▶ [Exercise]
Scan the material and copy every line in which "Cataract" appears.

Data entries
◆ ◆ ◆ ◆

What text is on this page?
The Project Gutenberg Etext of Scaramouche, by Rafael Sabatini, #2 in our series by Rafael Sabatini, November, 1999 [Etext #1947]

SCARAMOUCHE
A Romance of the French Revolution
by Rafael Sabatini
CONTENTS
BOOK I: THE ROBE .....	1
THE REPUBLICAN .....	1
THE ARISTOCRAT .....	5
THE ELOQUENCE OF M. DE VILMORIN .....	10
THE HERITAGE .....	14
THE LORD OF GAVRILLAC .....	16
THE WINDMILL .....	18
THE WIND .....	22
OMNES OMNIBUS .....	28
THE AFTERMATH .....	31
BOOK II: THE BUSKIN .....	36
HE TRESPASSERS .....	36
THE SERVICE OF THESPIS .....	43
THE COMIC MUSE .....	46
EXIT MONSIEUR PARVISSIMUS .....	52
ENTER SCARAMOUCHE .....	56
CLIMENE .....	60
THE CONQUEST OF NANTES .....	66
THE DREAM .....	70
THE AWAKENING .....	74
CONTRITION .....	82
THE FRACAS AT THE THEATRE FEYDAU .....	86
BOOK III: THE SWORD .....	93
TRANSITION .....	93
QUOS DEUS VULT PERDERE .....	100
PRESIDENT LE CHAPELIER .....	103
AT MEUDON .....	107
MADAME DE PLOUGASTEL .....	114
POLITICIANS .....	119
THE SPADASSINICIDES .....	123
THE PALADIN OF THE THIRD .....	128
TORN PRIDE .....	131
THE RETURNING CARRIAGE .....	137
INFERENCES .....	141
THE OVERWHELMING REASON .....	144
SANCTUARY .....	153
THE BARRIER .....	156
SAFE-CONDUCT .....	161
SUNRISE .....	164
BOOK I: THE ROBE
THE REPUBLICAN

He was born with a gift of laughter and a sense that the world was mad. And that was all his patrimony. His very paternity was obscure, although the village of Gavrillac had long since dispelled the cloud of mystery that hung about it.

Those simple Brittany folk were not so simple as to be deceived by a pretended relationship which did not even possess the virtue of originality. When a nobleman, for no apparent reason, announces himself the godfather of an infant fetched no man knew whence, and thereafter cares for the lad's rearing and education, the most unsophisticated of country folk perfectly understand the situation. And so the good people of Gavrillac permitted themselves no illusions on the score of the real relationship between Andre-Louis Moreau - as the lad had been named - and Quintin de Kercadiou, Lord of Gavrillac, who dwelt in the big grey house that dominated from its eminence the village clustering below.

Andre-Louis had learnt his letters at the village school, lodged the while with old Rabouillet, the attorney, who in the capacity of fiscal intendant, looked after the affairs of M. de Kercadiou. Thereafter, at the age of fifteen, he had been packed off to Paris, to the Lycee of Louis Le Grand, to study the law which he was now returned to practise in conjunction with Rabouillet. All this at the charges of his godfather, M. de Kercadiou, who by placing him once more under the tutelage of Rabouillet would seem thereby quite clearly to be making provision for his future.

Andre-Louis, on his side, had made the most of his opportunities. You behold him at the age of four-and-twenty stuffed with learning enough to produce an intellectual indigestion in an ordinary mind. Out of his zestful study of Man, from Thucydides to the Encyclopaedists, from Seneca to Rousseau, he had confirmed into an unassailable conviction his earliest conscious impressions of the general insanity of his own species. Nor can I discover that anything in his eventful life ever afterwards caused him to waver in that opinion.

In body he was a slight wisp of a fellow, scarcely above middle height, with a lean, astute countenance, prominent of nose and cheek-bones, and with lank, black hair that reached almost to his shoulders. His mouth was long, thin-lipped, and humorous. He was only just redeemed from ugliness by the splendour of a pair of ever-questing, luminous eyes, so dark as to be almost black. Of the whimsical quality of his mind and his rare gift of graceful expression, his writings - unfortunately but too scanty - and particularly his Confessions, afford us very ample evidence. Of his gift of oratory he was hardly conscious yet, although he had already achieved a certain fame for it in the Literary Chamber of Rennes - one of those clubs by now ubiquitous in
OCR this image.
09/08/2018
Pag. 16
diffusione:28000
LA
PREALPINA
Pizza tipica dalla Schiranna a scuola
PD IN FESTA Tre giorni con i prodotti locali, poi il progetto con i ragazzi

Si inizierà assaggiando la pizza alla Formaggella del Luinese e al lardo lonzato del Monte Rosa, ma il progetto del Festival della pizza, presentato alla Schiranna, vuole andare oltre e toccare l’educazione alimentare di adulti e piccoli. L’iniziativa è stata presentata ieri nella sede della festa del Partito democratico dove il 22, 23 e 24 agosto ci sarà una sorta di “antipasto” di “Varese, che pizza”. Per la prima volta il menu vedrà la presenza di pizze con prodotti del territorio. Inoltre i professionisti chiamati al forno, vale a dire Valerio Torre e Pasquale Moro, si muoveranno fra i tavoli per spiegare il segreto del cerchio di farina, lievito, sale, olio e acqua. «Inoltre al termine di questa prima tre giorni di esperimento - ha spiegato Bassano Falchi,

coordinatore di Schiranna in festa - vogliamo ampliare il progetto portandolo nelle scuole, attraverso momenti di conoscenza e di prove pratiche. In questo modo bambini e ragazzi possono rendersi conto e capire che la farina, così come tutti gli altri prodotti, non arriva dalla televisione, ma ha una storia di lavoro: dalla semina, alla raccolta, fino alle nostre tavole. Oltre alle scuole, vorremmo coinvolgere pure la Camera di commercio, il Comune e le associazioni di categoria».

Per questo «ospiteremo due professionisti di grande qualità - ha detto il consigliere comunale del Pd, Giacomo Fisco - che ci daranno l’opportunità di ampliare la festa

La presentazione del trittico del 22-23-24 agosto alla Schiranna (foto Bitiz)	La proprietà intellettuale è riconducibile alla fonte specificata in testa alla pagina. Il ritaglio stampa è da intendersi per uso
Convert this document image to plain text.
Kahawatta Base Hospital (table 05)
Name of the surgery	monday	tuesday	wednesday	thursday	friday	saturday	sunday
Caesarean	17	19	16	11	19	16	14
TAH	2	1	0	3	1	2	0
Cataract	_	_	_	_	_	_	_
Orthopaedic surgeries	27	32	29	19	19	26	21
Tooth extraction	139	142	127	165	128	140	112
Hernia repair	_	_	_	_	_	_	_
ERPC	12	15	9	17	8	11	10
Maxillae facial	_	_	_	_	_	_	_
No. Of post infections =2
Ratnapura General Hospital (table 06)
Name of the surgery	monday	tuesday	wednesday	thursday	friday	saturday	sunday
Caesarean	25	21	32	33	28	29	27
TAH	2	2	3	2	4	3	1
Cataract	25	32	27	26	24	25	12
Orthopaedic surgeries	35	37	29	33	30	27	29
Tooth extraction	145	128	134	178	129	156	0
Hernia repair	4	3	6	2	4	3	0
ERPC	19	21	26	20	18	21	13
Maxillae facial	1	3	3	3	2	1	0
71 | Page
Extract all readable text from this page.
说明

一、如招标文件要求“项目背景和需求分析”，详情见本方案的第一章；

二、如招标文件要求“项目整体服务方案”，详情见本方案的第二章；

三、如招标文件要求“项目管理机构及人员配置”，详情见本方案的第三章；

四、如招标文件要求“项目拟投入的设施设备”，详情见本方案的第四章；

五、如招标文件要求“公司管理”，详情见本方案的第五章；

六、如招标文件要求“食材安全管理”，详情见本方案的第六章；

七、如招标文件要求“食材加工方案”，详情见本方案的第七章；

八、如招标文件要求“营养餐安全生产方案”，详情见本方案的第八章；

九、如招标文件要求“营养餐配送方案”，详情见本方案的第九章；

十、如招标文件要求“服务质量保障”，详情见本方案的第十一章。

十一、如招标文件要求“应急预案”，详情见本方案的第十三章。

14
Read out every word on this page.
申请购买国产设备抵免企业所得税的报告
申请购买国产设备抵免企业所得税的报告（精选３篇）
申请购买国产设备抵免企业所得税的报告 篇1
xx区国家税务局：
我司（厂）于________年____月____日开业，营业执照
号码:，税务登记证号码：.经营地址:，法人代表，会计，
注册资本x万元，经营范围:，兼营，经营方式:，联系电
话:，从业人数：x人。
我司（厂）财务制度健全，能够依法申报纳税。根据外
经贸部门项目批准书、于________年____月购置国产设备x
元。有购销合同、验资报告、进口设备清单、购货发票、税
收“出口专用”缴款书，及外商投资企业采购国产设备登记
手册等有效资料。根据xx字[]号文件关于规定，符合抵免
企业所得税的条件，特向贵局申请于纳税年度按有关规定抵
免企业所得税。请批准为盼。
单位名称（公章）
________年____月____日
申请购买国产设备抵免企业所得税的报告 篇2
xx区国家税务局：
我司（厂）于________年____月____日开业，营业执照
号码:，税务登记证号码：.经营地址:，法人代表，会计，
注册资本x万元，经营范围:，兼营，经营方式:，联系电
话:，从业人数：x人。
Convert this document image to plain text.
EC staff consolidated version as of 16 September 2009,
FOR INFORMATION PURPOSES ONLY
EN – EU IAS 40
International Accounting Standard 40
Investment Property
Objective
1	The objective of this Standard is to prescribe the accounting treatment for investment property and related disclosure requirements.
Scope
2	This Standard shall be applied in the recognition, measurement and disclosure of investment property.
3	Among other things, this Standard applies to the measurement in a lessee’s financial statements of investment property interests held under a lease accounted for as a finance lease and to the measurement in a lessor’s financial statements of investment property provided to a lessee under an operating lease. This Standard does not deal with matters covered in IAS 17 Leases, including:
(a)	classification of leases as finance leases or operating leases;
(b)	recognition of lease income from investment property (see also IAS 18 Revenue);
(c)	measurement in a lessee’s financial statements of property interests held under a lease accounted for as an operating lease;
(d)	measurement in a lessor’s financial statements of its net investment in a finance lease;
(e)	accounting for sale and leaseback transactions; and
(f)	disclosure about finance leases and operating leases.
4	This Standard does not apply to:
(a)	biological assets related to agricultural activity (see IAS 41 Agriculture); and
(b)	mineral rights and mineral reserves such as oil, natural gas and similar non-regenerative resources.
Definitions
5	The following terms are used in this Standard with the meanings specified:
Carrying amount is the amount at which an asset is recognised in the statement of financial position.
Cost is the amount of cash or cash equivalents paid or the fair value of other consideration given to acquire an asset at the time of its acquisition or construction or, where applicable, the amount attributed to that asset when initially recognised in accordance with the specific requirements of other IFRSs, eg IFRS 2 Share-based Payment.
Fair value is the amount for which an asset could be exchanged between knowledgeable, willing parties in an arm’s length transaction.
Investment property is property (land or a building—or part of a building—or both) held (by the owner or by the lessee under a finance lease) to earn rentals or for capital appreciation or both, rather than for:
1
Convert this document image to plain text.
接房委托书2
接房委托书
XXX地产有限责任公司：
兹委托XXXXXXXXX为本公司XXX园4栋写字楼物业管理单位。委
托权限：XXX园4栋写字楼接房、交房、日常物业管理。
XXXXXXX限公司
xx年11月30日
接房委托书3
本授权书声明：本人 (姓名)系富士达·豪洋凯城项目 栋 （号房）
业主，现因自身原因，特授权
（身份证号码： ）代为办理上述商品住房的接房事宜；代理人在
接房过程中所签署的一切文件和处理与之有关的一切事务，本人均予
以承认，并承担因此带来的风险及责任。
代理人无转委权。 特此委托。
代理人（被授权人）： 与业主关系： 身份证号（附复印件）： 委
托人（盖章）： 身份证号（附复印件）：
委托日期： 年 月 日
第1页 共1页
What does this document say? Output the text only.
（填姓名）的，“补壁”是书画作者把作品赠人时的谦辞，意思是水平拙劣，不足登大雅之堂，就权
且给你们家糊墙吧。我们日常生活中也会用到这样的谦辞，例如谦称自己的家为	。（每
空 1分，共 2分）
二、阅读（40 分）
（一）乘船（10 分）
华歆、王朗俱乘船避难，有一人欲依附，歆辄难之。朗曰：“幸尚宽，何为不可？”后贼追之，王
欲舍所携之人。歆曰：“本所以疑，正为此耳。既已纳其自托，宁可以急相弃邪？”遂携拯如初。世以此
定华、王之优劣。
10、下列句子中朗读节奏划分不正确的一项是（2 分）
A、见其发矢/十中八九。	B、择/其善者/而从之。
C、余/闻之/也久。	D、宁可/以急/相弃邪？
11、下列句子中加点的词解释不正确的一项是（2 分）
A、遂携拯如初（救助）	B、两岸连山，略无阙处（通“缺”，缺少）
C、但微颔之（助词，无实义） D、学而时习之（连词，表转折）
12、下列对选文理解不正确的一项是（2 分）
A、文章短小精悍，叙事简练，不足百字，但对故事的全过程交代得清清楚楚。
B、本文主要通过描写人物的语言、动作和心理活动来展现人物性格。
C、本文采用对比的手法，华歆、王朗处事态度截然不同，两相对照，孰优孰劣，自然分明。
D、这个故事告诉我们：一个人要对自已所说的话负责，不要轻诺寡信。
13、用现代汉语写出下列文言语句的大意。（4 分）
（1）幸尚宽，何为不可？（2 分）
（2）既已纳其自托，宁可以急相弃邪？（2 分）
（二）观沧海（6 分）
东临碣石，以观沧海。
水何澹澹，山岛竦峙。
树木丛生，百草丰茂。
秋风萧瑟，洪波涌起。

◆ ◆ ◆ ◆

▶ [Response to the task]
Cataract	_	_	_	_	_	_	_
Cataract	25	32	27	26	24	25	12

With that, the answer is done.